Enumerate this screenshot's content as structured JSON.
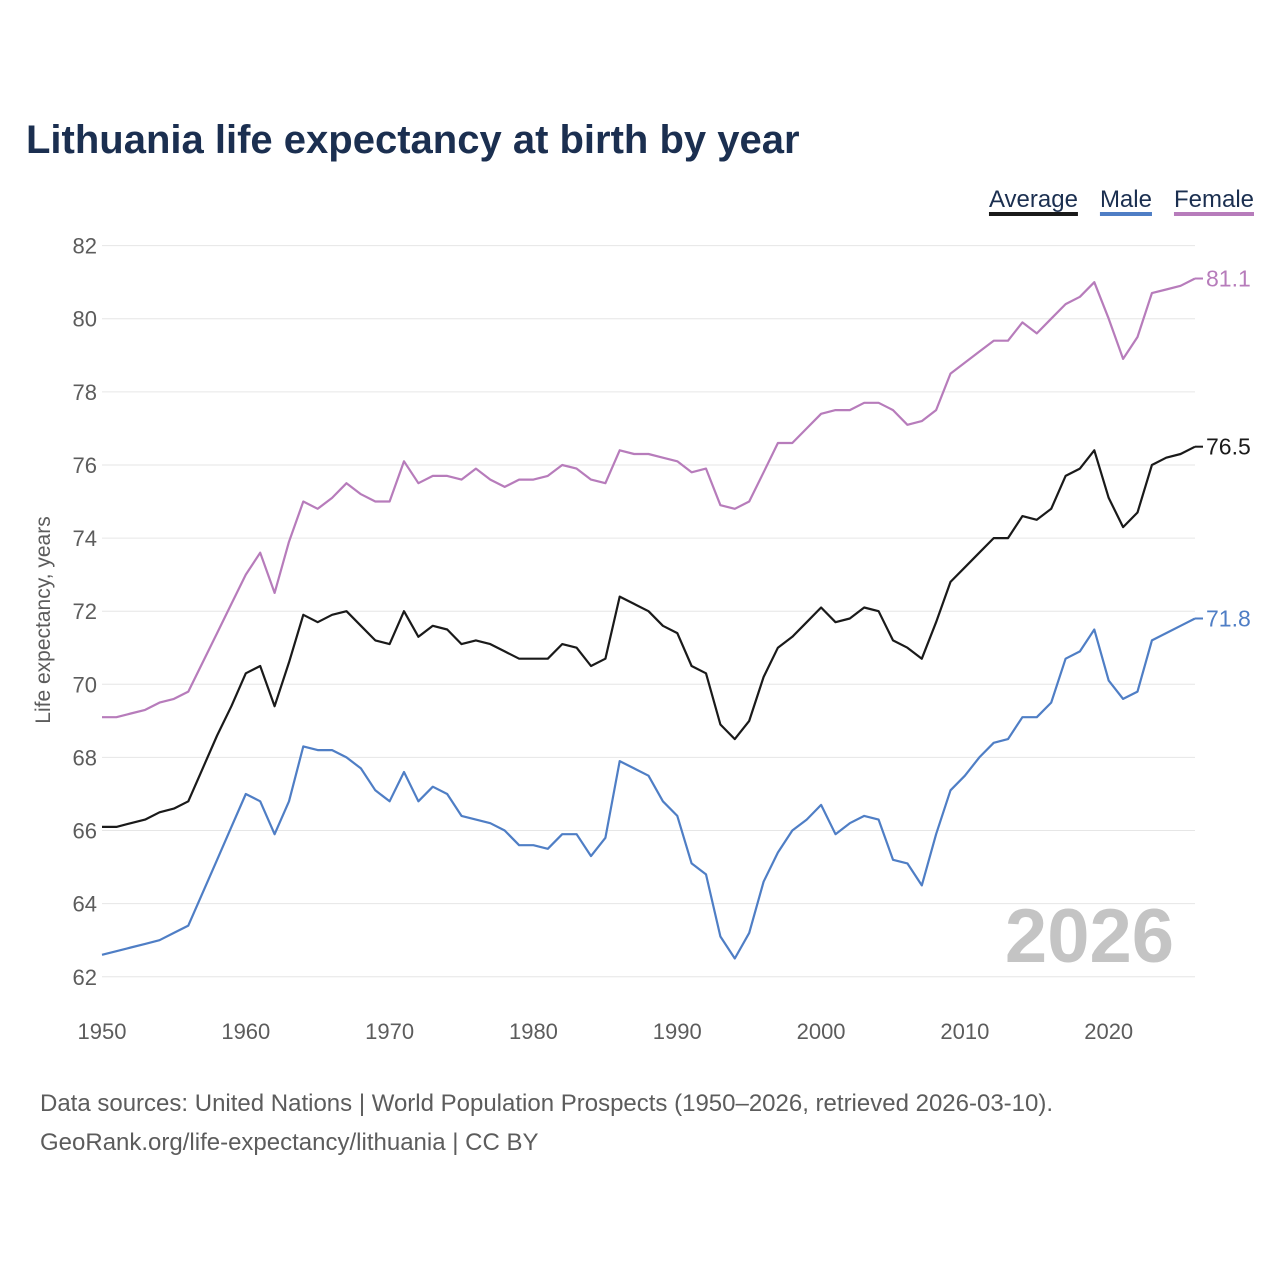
{
  "colors": {
    "average": "#1a1a1a",
    "male": "#4f7ec5",
    "female": "#b77cbb",
    "title": "#1b2f50",
    "text_muted": "#5c5c5c",
    "watermark": "#c4c4c4"
  },
  "footer": {
    "source_line": "Data sources: United Nations | World Population Prospects (1950–2026, retrieved 2026-03-10).",
    "credit_line": "GeoRank.org/life-expectancy/lithuania | CC BY"
  },
  "chart_data": {
    "type": "line",
    "title": "Lithuania life expectancy at birth by year",
    "xlabel": "",
    "ylabel": "Life expectancy, years",
    "watermark_year": "2026",
    "legend_position": "top-right",
    "grid": true,
    "xlim": [
      1950,
      2026
    ],
    "ylim": [
      61.2,
      82.4
    ],
    "x_ticks": [
      1950,
      1960,
      1970,
      1980,
      1990,
      2000,
      2010,
      2020
    ],
    "y_ticks": [
      62,
      64,
      66,
      68,
      70,
      72,
      74,
      76,
      78,
      80,
      82
    ],
    "x": [
      1950,
      1951,
      1952,
      1953,
      1954,
      1955,
      1956,
      1957,
      1958,
      1959,
      1960,
      1961,
      1962,
      1963,
      1964,
      1965,
      1966,
      1967,
      1968,
      1969,
      1970,
      1971,
      1972,
      1973,
      1974,
      1975,
      1976,
      1977,
      1978,
      1979,
      1980,
      1981,
      1982,
      1983,
      1984,
      1985,
      1986,
      1987,
      1988,
      1989,
      1990,
      1991,
      1992,
      1993,
      1994,
      1995,
      1996,
      1997,
      1998,
      1999,
      2000,
      2001,
      2002,
      2003,
      2004,
      2005,
      2006,
      2007,
      2008,
      2009,
      2010,
      2011,
      2012,
      2013,
      2014,
      2015,
      2016,
      2017,
      2018,
      2019,
      2020,
      2021,
      2022,
      2023,
      2024,
      2025,
      2026
    ],
    "series": [
      {
        "key": "average",
        "name": "Average",
        "end_label": "76.5",
        "values": [
          66.1,
          66.1,
          66.2,
          66.3,
          66.5,
          66.6,
          66.8,
          67.7,
          68.6,
          69.4,
          70.3,
          70.5,
          69.4,
          70.6,
          71.9,
          71.7,
          71.9,
          72.0,
          71.6,
          71.2,
          71.1,
          72.0,
          71.3,
          71.6,
          71.5,
          71.1,
          71.2,
          71.1,
          70.9,
          70.7,
          70.7,
          70.7,
          71.1,
          71.0,
          70.5,
          70.7,
          72.4,
          72.2,
          72.0,
          71.6,
          71.4,
          70.5,
          70.3,
          68.9,
          68.5,
          69.0,
          70.2,
          71.0,
          71.3,
          71.7,
          72.1,
          71.7,
          71.8,
          72.1,
          72.0,
          71.2,
          71.0,
          70.7,
          71.7,
          72.8,
          73.2,
          73.6,
          74.0,
          74.0,
          74.6,
          74.5,
          74.8,
          75.7,
          75.9,
          76.4,
          75.1,
          74.3,
          74.7,
          76.0,
          76.2,
          76.3,
          76.5
        ]
      },
      {
        "key": "male",
        "name": "Male",
        "end_label": "71.8",
        "values": [
          62.6,
          62.7,
          62.8,
          62.9,
          63.0,
          63.2,
          63.4,
          64.3,
          65.2,
          66.1,
          67.0,
          66.8,
          65.9,
          66.8,
          68.3,
          68.2,
          68.2,
          68.0,
          67.7,
          67.1,
          66.8,
          67.6,
          66.8,
          67.2,
          67.0,
          66.4,
          66.3,
          66.2,
          66.0,
          65.6,
          65.6,
          65.5,
          65.9,
          65.9,
          65.3,
          65.8,
          67.9,
          67.7,
          67.5,
          66.8,
          66.4,
          65.1,
          64.8,
          63.1,
          62.5,
          63.2,
          64.6,
          65.4,
          66.0,
          66.3,
          66.7,
          65.9,
          66.2,
          66.4,
          66.3,
          65.2,
          65.1,
          64.5,
          65.9,
          67.1,
          67.5,
          68.0,
          68.4,
          68.5,
          69.1,
          69.1,
          69.5,
          70.7,
          70.9,
          71.5,
          70.1,
          69.6,
          69.8,
          71.2,
          71.4,
          71.6,
          71.8
        ]
      },
      {
        "key": "female",
        "name": "Female",
        "end_label": "81.1",
        "values": [
          69.1,
          69.1,
          69.2,
          69.3,
          69.5,
          69.6,
          69.8,
          70.6,
          71.4,
          72.2,
          73.0,
          73.6,
          72.5,
          73.9,
          75.0,
          74.8,
          75.1,
          75.5,
          75.2,
          75.0,
          75.0,
          76.1,
          75.5,
          75.7,
          75.7,
          75.6,
          75.9,
          75.6,
          75.4,
          75.6,
          75.6,
          75.7,
          76.0,
          75.9,
          75.6,
          75.5,
          76.4,
          76.3,
          76.3,
          76.2,
          76.1,
          75.8,
          75.9,
          74.9,
          74.8,
          75.0,
          75.8,
          76.6,
          76.6,
          77.0,
          77.4,
          77.5,
          77.5,
          77.7,
          77.7,
          77.5,
          77.1,
          77.2,
          77.5,
          78.5,
          78.8,
          79.1,
          79.4,
          79.4,
          79.9,
          79.6,
          80.0,
          80.4,
          80.6,
          81.0,
          80.0,
          78.9,
          79.5,
          80.7,
          80.8,
          80.9,
          81.1
        ]
      }
    ]
  }
}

#####

Of the lines in the records, how many contain the word "title"? Answer with the number and nothing else.

2